Exercise instructions: Set down every entry word for word. Omit the pictures.
------ Input for this task ------
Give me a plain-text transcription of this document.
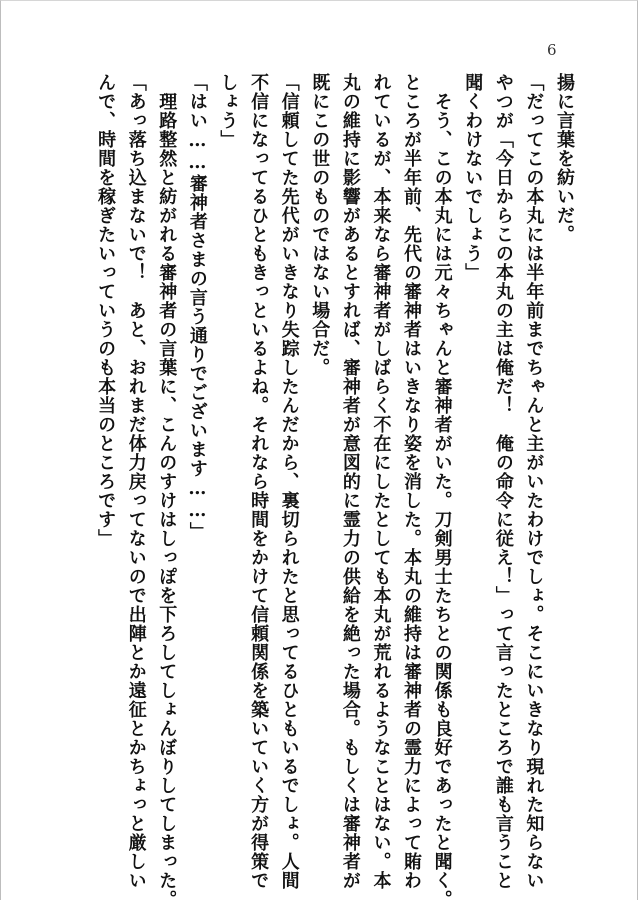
6
揚に言葉を紡いだ。
「だってこの本丸には半年前までちゃんと主がいたわけでしょ。そこにいきなり現れた知らない
やつが「今日からこの本丸の主は俺だ！　俺の命令に従え！」って言ったところで誰も言うこと
聞くわけないでしょう」
　そう、この本丸には元々ちゃんと審神者がいた。刀剣男士たちとの関係も良好であったと聞く。
ところが半年前、先代の審神者はいきなり姿を消した。本丸の維持は審神者の霊力によって賄わ
れているが、本来なら審神者がしばらく不在にしたとしても本丸が荒れるようなことはない。本
丸の維持に影響があるとすれば、審神者が意図的に霊力の供給を絶った場合。もしくは審神者が
既にこの世のものではない場合だ。
「信頼してた先代がいきなり失踪したんだから、裏切られたと思ってるひともいるでしょ。人間
不信になってるひともきっといるよね。それなら時間をかけて信頼関係を築いていく方が得策で
しょう」
「はい……審神者さまの言う通りでございます……」
　理路整然と紡がれる審神者の言葉に、こんのすけはしっぽを下ろしてしょんぼりしてしまった。
「あっ落ち込まないで！　あと、おれまだ体力戻ってないので出陣とか遠征とかちょっと厳しい
んで、時間を稼ぎたいっていうのも本当のところです」
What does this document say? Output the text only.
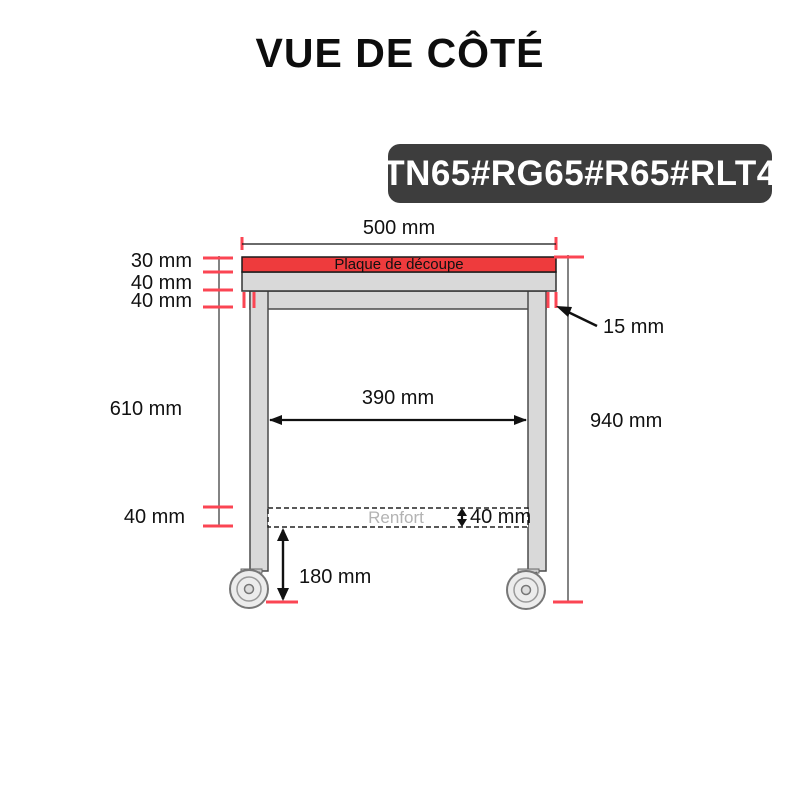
VUE DE CÔTÉ
TN65#RG65#R65#RLT4
Plaque de découpe
Renfort
500 mm
390 mm
40 mm
180 mm
15 mm
30 mm
40 mm
40 mm
610 mm
40 mm
940 mm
------
Output:
Give me a plain-text transcription of this document.
6
揚に言葉を紡いだ。
「だってこの本丸には半年前までちゃんと主がいたわけでしょ。そこにいきなり現れた知らない
やつが「今日からこの本丸の主は俺だ！　俺の命令に従え！」って言ったところで誰も言うこと
聞くわけないでしょう」
　そう、この本丸には元々ちゃんと審神者がいた。刀剣男士たちとの関係も良好であったと聞く。
ところが半年前、先代の審神者はいきなり姿を消した。本丸の維持は審神者の霊力によって賄わ
れているが、本来なら審神者がしばらく不在にしたとしても本丸が荒れるようなことはない。本
丸の維持に影響があるとすれば、審神者が意図的に霊力の供給を絶った場合。もしくは審神者が
既にこの世のものではない場合だ。
「信頼してた先代がいきなり失踪したんだから、裏切られたと思ってるひともいるでしょ。人間
不信になってるひともきっといるよね。それなら時間をかけて信頼関係を築いていく方が得策で
しょう」
「はい……審神者さまの言う通りでございます……」
　理路整然と紡がれる審神者の言葉に、こんのすけはしっぽを下ろしてしょんぼりしてしまった。
「あっ落ち込まないで！　あと、おれまだ体力戻ってないので出陣とか遠征とかちょっと厳しい
んで、時間を稼ぎたいっていうのも本当のところです」
What does this document say? Output the text only.
VUE DE CÔTÉ
TN65#RG65#R65#RLT4
Plaque de découpe
Renfort
500 mm
390 mm
40 mm
180 mm
15 mm
30 mm
40 mm
40 mm
610 mm
40 mm
940 mm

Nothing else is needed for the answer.